TASK GOAL: Set down every line of the records below verbatim, leaving out the pictures.

LISTING:

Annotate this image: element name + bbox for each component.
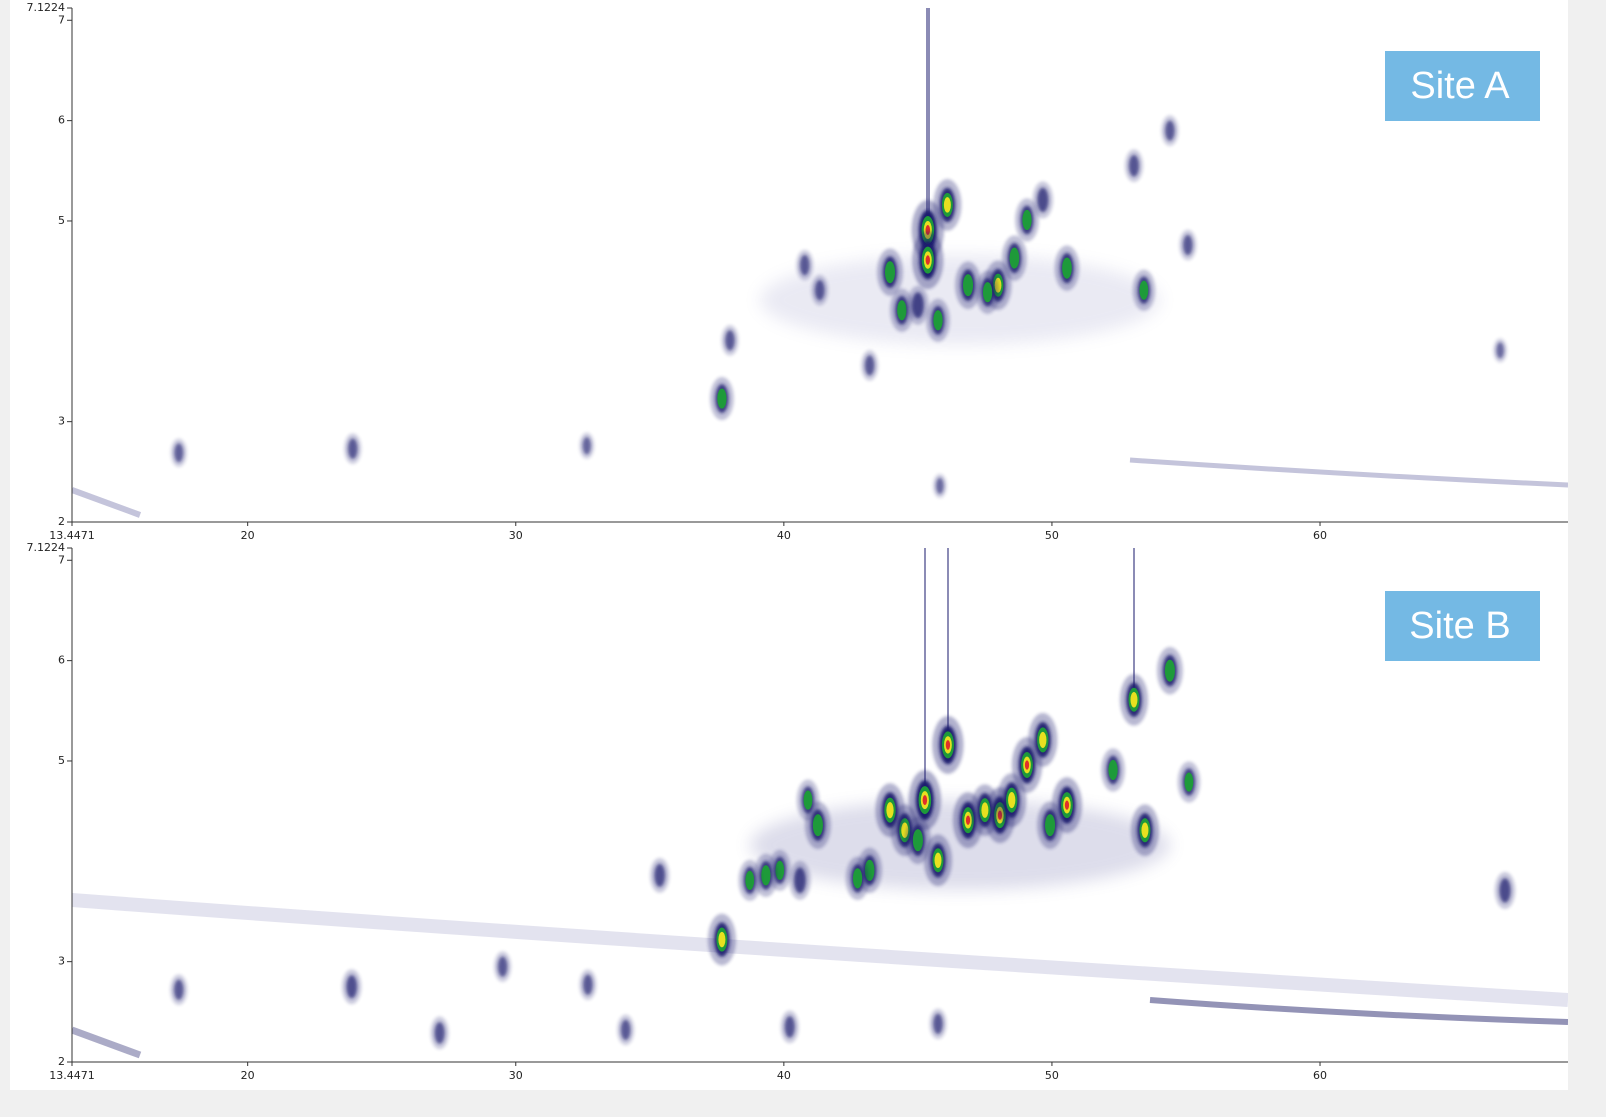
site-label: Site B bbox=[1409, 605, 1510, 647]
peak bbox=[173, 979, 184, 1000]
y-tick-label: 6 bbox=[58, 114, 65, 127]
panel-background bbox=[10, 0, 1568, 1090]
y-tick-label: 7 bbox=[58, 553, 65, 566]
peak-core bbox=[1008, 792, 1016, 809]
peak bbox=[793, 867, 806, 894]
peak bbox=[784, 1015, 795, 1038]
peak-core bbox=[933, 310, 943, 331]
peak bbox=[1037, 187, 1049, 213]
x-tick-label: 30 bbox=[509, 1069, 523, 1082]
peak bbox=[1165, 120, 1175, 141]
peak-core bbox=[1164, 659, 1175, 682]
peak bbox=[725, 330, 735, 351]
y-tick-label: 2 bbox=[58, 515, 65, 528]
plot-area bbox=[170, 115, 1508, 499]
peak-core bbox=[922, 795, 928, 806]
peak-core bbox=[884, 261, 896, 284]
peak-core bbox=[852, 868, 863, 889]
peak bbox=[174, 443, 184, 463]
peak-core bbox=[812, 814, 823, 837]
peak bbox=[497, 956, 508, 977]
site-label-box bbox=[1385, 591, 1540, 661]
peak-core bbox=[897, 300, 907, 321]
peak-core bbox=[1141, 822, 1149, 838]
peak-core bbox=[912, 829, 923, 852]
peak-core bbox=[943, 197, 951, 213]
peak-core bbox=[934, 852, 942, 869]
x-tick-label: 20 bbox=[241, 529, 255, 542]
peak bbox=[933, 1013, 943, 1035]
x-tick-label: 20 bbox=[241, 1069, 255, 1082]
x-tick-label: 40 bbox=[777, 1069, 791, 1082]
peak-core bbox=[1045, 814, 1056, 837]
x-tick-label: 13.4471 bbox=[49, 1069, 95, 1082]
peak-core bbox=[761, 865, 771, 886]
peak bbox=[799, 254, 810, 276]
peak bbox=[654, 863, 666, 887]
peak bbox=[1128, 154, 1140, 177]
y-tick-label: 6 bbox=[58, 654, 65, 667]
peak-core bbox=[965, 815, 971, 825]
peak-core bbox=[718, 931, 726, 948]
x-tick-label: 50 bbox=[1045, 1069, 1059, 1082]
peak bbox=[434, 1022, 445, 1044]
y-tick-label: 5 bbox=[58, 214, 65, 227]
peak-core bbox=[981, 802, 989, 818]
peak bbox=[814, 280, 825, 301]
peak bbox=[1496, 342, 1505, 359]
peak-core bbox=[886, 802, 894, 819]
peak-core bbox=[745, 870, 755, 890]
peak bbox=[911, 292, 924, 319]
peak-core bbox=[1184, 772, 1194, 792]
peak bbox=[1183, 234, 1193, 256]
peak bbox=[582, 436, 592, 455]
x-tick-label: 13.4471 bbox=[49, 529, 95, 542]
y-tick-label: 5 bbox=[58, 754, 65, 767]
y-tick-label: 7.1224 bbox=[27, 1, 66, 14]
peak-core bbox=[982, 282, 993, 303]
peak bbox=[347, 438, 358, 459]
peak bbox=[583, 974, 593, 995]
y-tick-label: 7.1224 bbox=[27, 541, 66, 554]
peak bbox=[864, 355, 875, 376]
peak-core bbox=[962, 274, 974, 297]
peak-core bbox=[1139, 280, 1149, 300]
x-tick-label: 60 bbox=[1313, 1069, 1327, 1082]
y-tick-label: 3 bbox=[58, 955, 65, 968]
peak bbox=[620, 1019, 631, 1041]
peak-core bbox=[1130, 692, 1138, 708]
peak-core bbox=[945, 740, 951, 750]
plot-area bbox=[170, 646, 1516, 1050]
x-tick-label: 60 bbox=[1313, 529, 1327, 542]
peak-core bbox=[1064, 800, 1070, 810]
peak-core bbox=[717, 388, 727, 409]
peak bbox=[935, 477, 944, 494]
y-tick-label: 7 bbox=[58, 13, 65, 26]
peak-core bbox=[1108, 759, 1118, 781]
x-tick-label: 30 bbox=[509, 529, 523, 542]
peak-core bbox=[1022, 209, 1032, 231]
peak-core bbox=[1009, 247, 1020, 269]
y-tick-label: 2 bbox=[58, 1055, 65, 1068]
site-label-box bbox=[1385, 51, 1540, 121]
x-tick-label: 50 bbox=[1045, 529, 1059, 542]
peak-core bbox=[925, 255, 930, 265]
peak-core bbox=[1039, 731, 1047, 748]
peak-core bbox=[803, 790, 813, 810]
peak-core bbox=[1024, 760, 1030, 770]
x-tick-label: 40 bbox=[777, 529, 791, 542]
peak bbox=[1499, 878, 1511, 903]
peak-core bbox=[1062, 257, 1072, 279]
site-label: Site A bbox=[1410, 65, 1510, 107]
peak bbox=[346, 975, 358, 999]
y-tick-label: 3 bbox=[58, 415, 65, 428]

TASK OUTPUT:
Annotate this image: element name + bbox for each component.
site-label: Site B bbox=[1409, 605, 1510, 647]
peak bbox=[173, 979, 184, 1000]
y-tick-label: 6 bbox=[58, 114, 65, 127]
panel-background bbox=[10, 0, 1568, 1090]
y-tick-label: 7 bbox=[58, 553, 65, 566]
peak-core bbox=[1008, 792, 1016, 809]
peak bbox=[793, 867, 806, 894]
peak bbox=[784, 1015, 795, 1038]
peak-core bbox=[933, 310, 943, 331]
peak bbox=[1037, 187, 1049, 213]
x-tick-label: 30 bbox=[509, 1069, 523, 1082]
peak bbox=[1165, 120, 1175, 141]
peak-core bbox=[1164, 659, 1175, 682]
peak bbox=[725, 330, 735, 351]
y-tick-label: 2 bbox=[58, 515, 65, 528]
plot-area bbox=[170, 115, 1508, 499]
peak-core bbox=[922, 795, 928, 806]
peak-core bbox=[884, 261, 896, 284]
peak-core bbox=[852, 868, 863, 889]
peak bbox=[174, 443, 184, 463]
peak-core bbox=[812, 814, 823, 837]
peak bbox=[497, 956, 508, 977]
site-label-box bbox=[1385, 591, 1540, 661]
peak-core bbox=[897, 300, 907, 321]
peak-core bbox=[1141, 822, 1149, 838]
peak-core bbox=[912, 829, 923, 852]
peak-core bbox=[943, 197, 951, 213]
peak-core bbox=[934, 852, 942, 869]
x-tick-label: 20 bbox=[241, 529, 255, 542]
peak bbox=[933, 1013, 943, 1035]
x-tick-label: 20 bbox=[241, 1069, 255, 1082]
x-tick-label: 40 bbox=[777, 1069, 791, 1082]
peak-core bbox=[1045, 814, 1056, 837]
x-tick-label: 13.4471 bbox=[49, 1069, 95, 1082]
peak-core bbox=[761, 865, 771, 886]
peak bbox=[799, 254, 810, 276]
peak bbox=[654, 863, 666, 887]
peak bbox=[1128, 154, 1140, 177]
y-tick-label: 6 bbox=[58, 654, 65, 667]
peak-core bbox=[965, 815, 971, 825]
peak-core bbox=[718, 931, 726, 948]
x-tick-label: 50 bbox=[1045, 1069, 1059, 1082]
peak bbox=[434, 1022, 445, 1044]
y-tick-label: 5 bbox=[58, 214, 65, 227]
peak-core bbox=[981, 802, 989, 818]
peak bbox=[814, 280, 825, 301]
peak bbox=[1496, 342, 1505, 359]
peak-core bbox=[886, 802, 894, 819]
peak-core bbox=[745, 870, 755, 890]
peak bbox=[911, 292, 924, 319]
peak-core bbox=[1184, 772, 1194, 792]
peak bbox=[1183, 234, 1193, 256]
peak bbox=[582, 436, 592, 455]
x-tick-label: 13.4471 bbox=[49, 529, 95, 542]
y-tick-label: 5 bbox=[58, 754, 65, 767]
y-tick-label: 7.1224 bbox=[27, 1, 66, 14]
peak-core bbox=[982, 282, 993, 303]
peak bbox=[347, 438, 358, 459]
peak bbox=[583, 974, 593, 995]
y-tick-label: 7.1224 bbox=[27, 541, 66, 554]
peak bbox=[864, 355, 875, 376]
peak-core bbox=[962, 274, 974, 297]
peak-core bbox=[1139, 280, 1149, 300]
x-tick-label: 60 bbox=[1313, 1069, 1327, 1082]
y-tick-label: 3 bbox=[58, 955, 65, 968]
peak bbox=[620, 1019, 631, 1041]
peak-core bbox=[1130, 692, 1138, 708]
peak-core bbox=[945, 740, 951, 750]
plot-area bbox=[170, 646, 1516, 1050]
x-tick-label: 60 bbox=[1313, 529, 1327, 542]
peak-core bbox=[1064, 800, 1070, 810]
peak-core bbox=[717, 388, 727, 409]
peak bbox=[935, 477, 944, 494]
y-tick-label: 7 bbox=[58, 13, 65, 26]
peak-core bbox=[1108, 759, 1118, 781]
x-tick-label: 30 bbox=[509, 529, 523, 542]
peak-core bbox=[1022, 209, 1032, 231]
peak-core bbox=[1009, 247, 1020, 269]
y-tick-label: 2 bbox=[58, 1055, 65, 1068]
site-label-box bbox=[1385, 51, 1540, 121]
x-tick-label: 50 bbox=[1045, 529, 1059, 542]
peak-core bbox=[925, 255, 930, 265]
peak-core bbox=[1039, 731, 1047, 748]
peak-core bbox=[803, 790, 813, 810]
peak-core bbox=[1024, 760, 1030, 770]
x-tick-label: 40 bbox=[777, 529, 791, 542]
peak bbox=[1499, 878, 1511, 903]
peak-core bbox=[1062, 257, 1072, 279]
site-label: Site A bbox=[1410, 65, 1510, 107]
peak bbox=[346, 975, 358, 999]
y-tick-label: 3 bbox=[58, 415, 65, 428]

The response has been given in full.